PROBLEM TO SOLVE: Drop the pictures from the entries below, then reproduce the rest exactly.

STORED DATA:
· · · ·
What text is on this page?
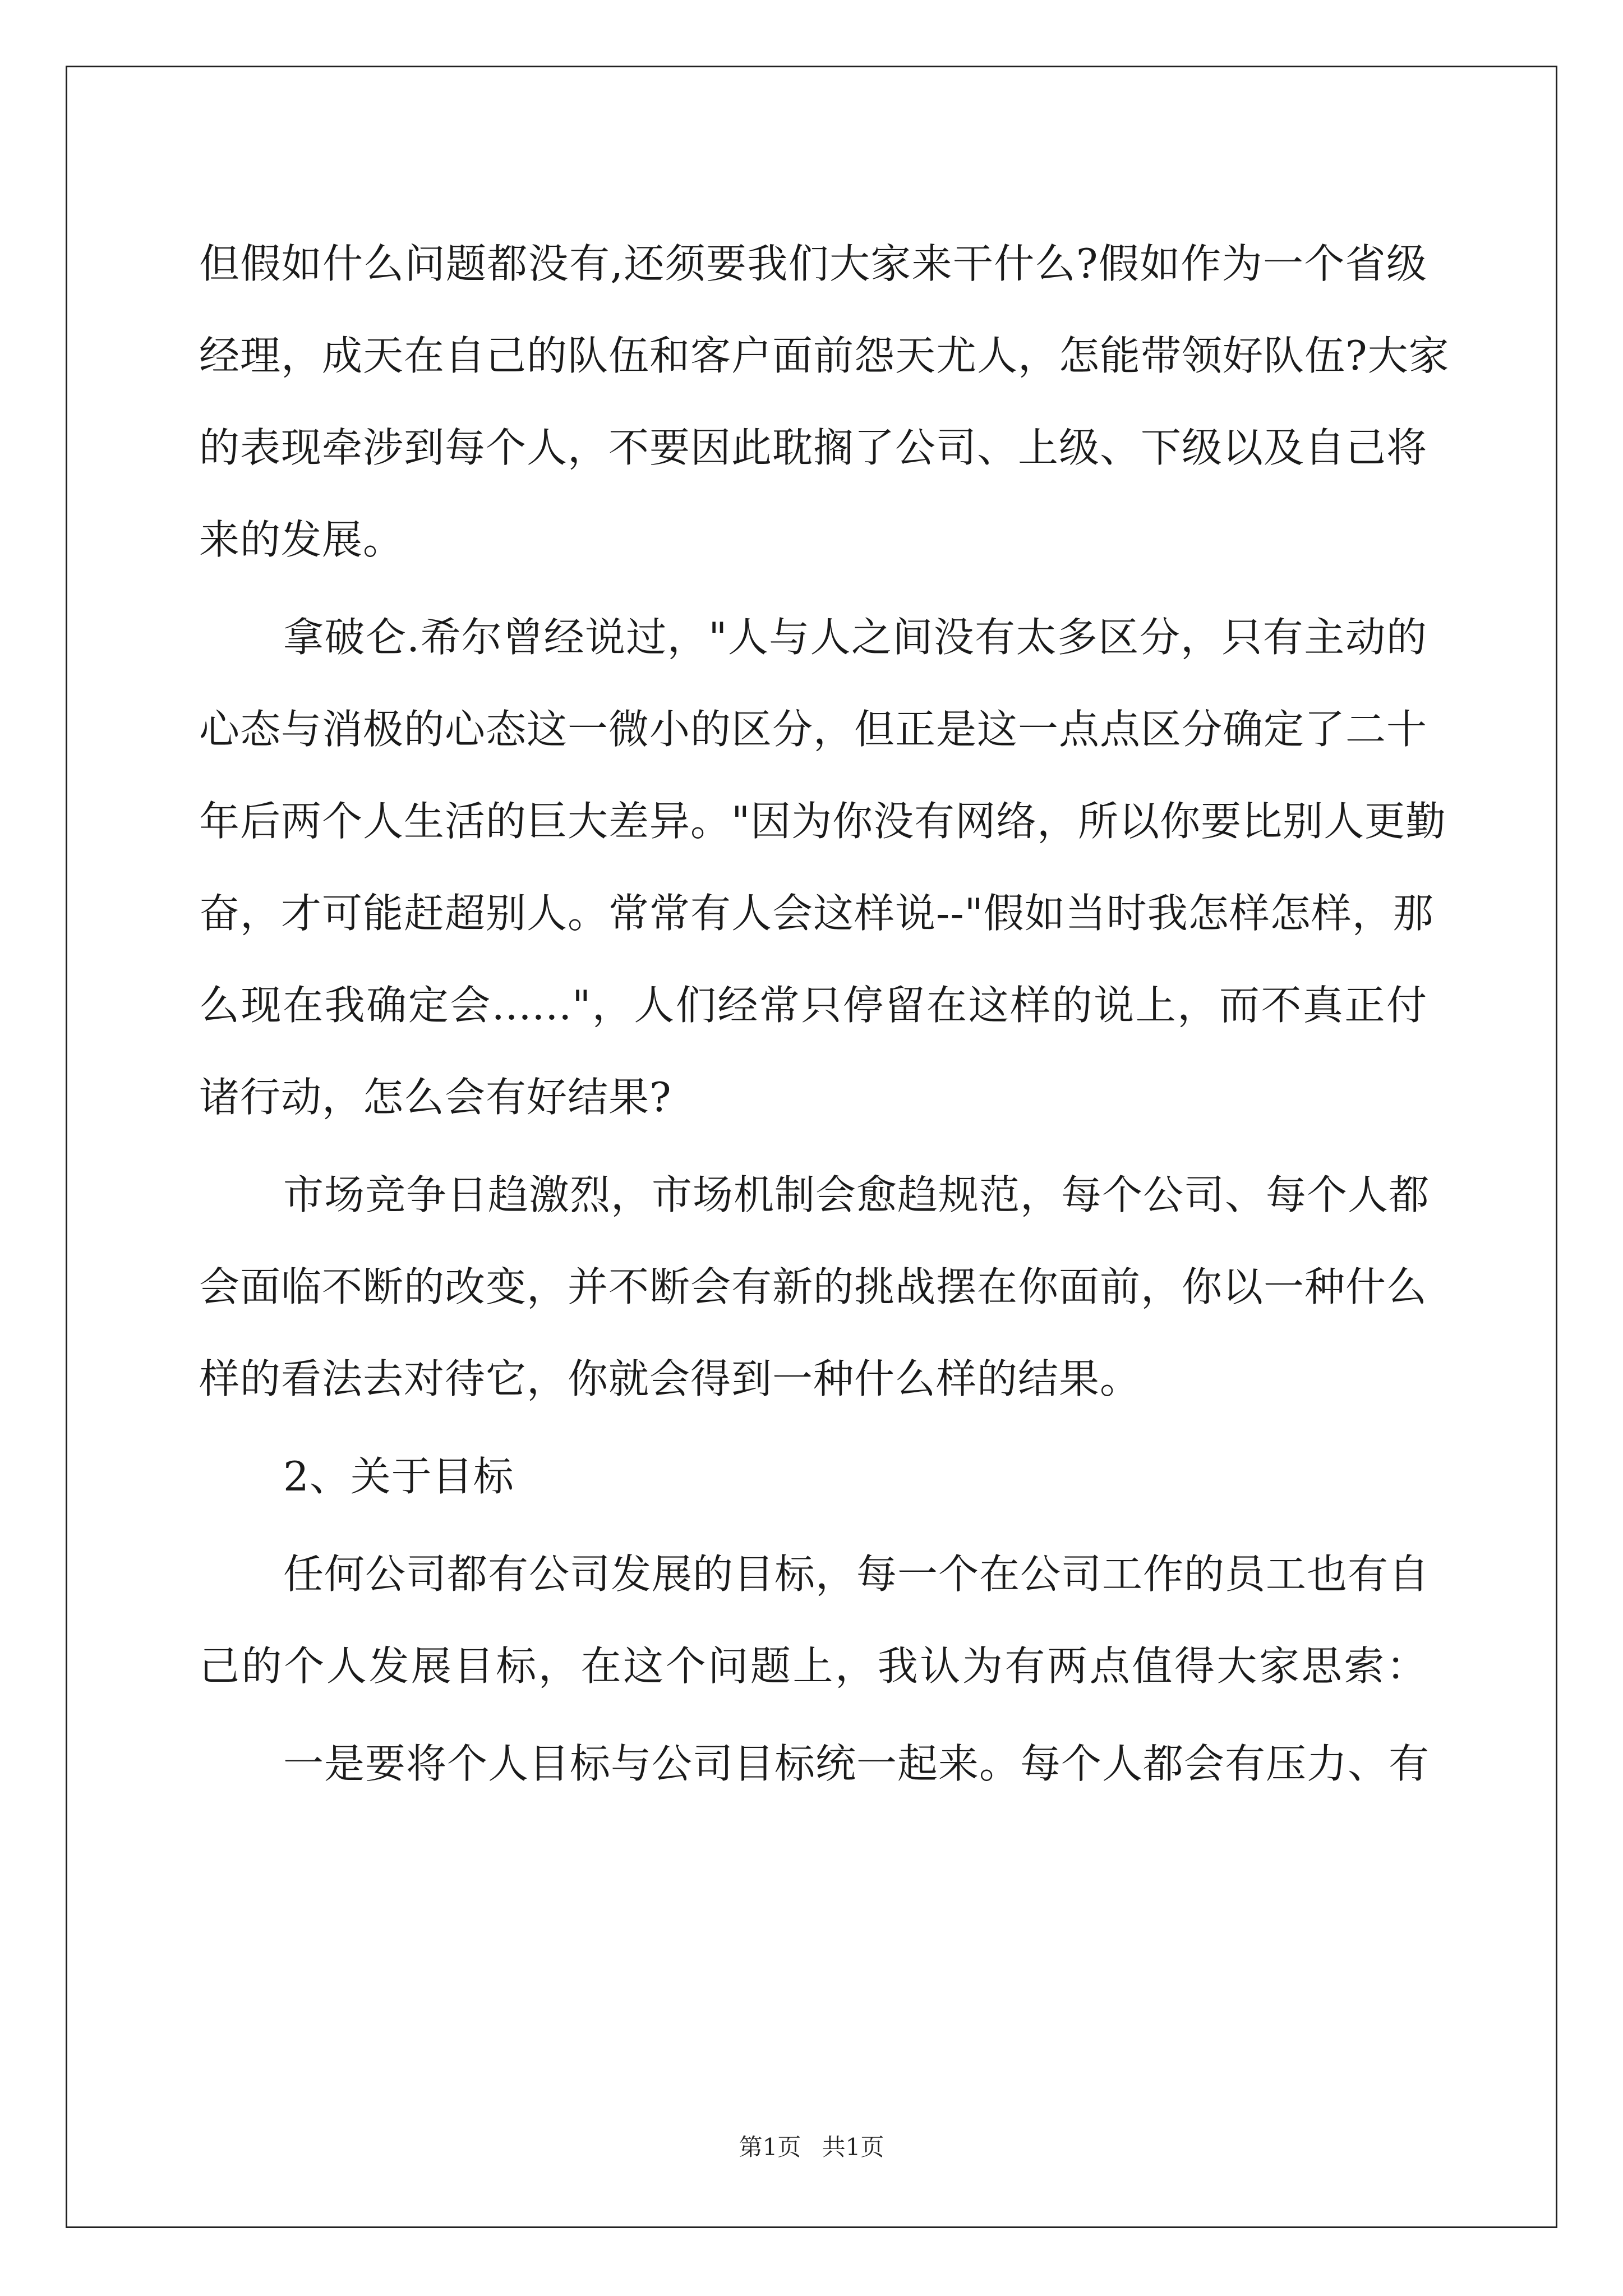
但假如什么问题都没有,还须要我们大家来干什么?假如作为一个省级
经理，成天在自己的队伍和客户面前怨天尤人，怎能带领好队伍?大家
的表现牵涉到每个人，不要因此耽搁了公司、上级、下级以及自己将
来的发展。
拿破仑.希尔曾经说过，"人与人之间没有太多区分，只有主动的
心态与消极的心态这一微小的区分，但正是这一点点区分确定了二十
年后两个人生活的巨大差异。"因为你没有网络，所以你要比别人更勤
奋，才可能赶超别人。常常有人会这样说--"假如当时我怎样怎样，那
么现在我确定会......"，人们经常只停留在这样的说上，而不真正付
诸行动，怎么会有好结果?
市场竞争日趋激烈，市场机制会愈趋规范，每个公司、每个人都
会面临不断的改变，并不断会有新的挑战摆在你面前，你以一种什么
样的看法去对待它，你就会得到一种什么样的结果。
2、关于目标
任何公司都有公司发展的目标，每一个在公司工作的员工也有自
己的个人发展目标，在这个问题上，我认为有两点值得大家思索：
一是要将个人目标与公司目标统一起来。每个人都会有压力、有
第1页 共1页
· · · ·
ANSWER TO THE TASK:
What text is on this page?
但假如什么问题都没有,还须要我们大家来干什么?假如作为一个省级
经理，成天在自己的队伍和客户面前怨天尤人，怎能带领好队伍?大家
的表现牵涉到每个人，不要因此耽搁了公司、上级、下级以及自己将
来的发展。
拿破仑.希尔曾经说过，"人与人之间没有太多区分，只有主动的
心态与消极的心态这一微小的区分，但正是这一点点区分确定了二十
年后两个人生活的巨大差异。"因为你没有网络，所以你要比别人更勤
奋，才可能赶超别人。常常有人会这样说--"假如当时我怎样怎样，那
么现在我确定会......"，人们经常只停留在这样的说上，而不真正付
诸行动，怎么会有好结果?
市场竞争日趋激烈，市场机制会愈趋规范，每个公司、每个人都
会面临不断的改变，并不断会有新的挑战摆在你面前，你以一种什么
样的看法去对待它，你就会得到一种什么样的结果。
2、关于目标
任何公司都有公司发展的目标，每一个在公司工作的员工也有自
己的个人发展目标，在这个问题上，我认为有两点值得大家思索：
一是要将个人目标与公司目标统一起来。每个人都会有压力、有
第1页 共1页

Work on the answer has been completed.